Drop every picture, then transcribe the remaining data exactly.

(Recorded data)
....

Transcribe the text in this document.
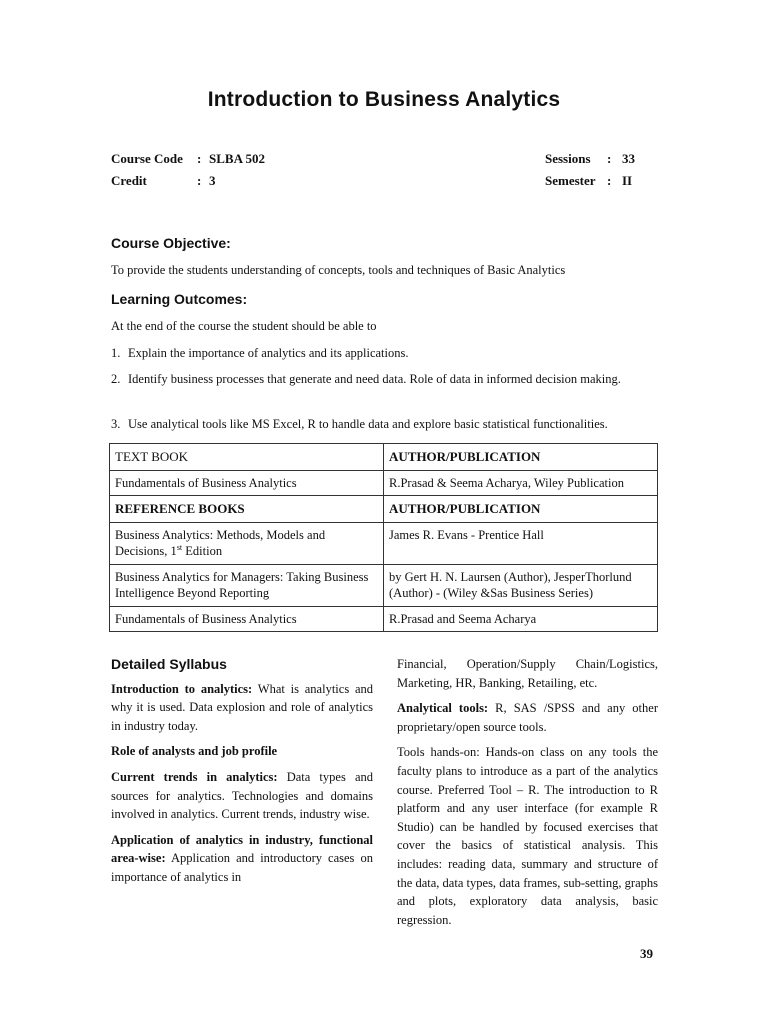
Introduction to Business Analytics
Course Code : SLBA 502
Credit	: 3
Sessions : 33
Semester : II
Course Objective:
To provide the students understanding of concepts, tools and techniques of Basic Analytics
Learning Outcomes:
At the end of the course the student should be able to
1. Explain the importance of analytics and its applications.
2. Identify business processes that generate and need data. Role of data in informed decision making.
3. Use analytical tools like MS Excel, R to handle data and explore basic statistical functionalities.
TEXT BOOK	AUTHOR/PUBLICATION
Fundamentals of Business Analytics	R.Prasad & Seema Acharya, Wiley Publication
REFERENCE BOOKS	AUTHOR/PUBLICATION
Business Analytics: Methods, Models and Decisions, 1st Edition	James R. Evans - Prentice Hall
Business Analytics for Managers: Taking Business Intelligence Beyond Reporting	by Gert H. N. Laursen (Author), JesperThorlund (Author) - (Wiley &Sas Business Series)
Fundamentals of Business Analytics	R.Prasad and Seema Acharya
Detailed Syllabus

Introduction to analytics: What is analytics and why it is used. Data explosion and role of analytics in industry today.

Role of analysts and job profile

Current trends in analytics: Data types and sources for analytics. Technologies and domains involved in analytics. Current trends, industry wise.

Application of analytics in industry, functional area-wise: Application and introductory cases on importance of analytics in

Financial, Operation/Supply Chain/Logistics, Marketing, HR, Banking, Retailing, etc.

Analytical tools: R, SAS /SPSS and any other proprietary/open source tools.

Tools hands-on: Hands-on class on any tools the faculty plans to introduce as a part of the analytics course. Preferred Tool – R. The introduction to R platform and any user interface (for example R Studio) can be handled by focused exercises that cover the basics of statistical analysis. This includes: reading data, summary and structure of the data, data types, data frames, sub-setting, graphs and plots, exploratory data analysis, basic regression.

39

....

■ Exercise response
Transcribe the text in this document.
Introduction to Business Analytics
Course Code : SLBA 502
Credit	: 3
Sessions : 33
Semester : II
Course Objective:
To provide the students understanding of concepts, tools and techniques of Basic Analytics
Learning Outcomes:
At the end of the course the student should be able to
1. Explain the importance of analytics and its applications.
2. Identify business processes that generate and need data. Role of data in informed decision making.
3. Use analytical tools like MS Excel, R to handle data and explore basic statistical functionalities.
TEXT BOOK	AUTHOR/PUBLICATION
Fundamentals of Business Analytics	R.Prasad & Seema Acharya, Wiley Publication
REFERENCE BOOKS	AUTHOR/PUBLICATION
Business Analytics: Methods, Models and Decisions, 1st Edition	James R. Evans - Prentice Hall
Business Analytics for Managers: Taking Business Intelligence Beyond Reporting	by Gert H. N. Laursen (Author), JesperThorlund (Author) - (Wiley &Sas Business Series)
Fundamentals of Business Analytics	R.Prasad and Seema Acharya
Detailed Syllabus

Introduction to analytics: What is analytics and why it is used. Data explosion and role of analytics in industry today.

Role of analysts and job profile

Current trends in analytics: Data types and sources for analytics. Technologies and domains involved in analytics. Current trends, industry wise.

Application of analytics in industry, functional area-wise: Application and introductory cases on importance of analytics in

Financial, Operation/Supply Chain/Logistics, Marketing, HR, Banking, Retailing, etc.

Analytical tools: R, SAS /SPSS and any other proprietary/open source tools.

Tools hands-on: Hands-on class on any tools the faculty plans to introduce as a part of the analytics course. Preferred Tool – R. The introduction to R platform and any user interface (for example R Studio) can be handled by focused exercises that cover the basics of statistical analysis. This includes: reading data, summary and structure of the data, data types, data frames, sub-setting, graphs and plots, exploratory data analysis, basic regression.

39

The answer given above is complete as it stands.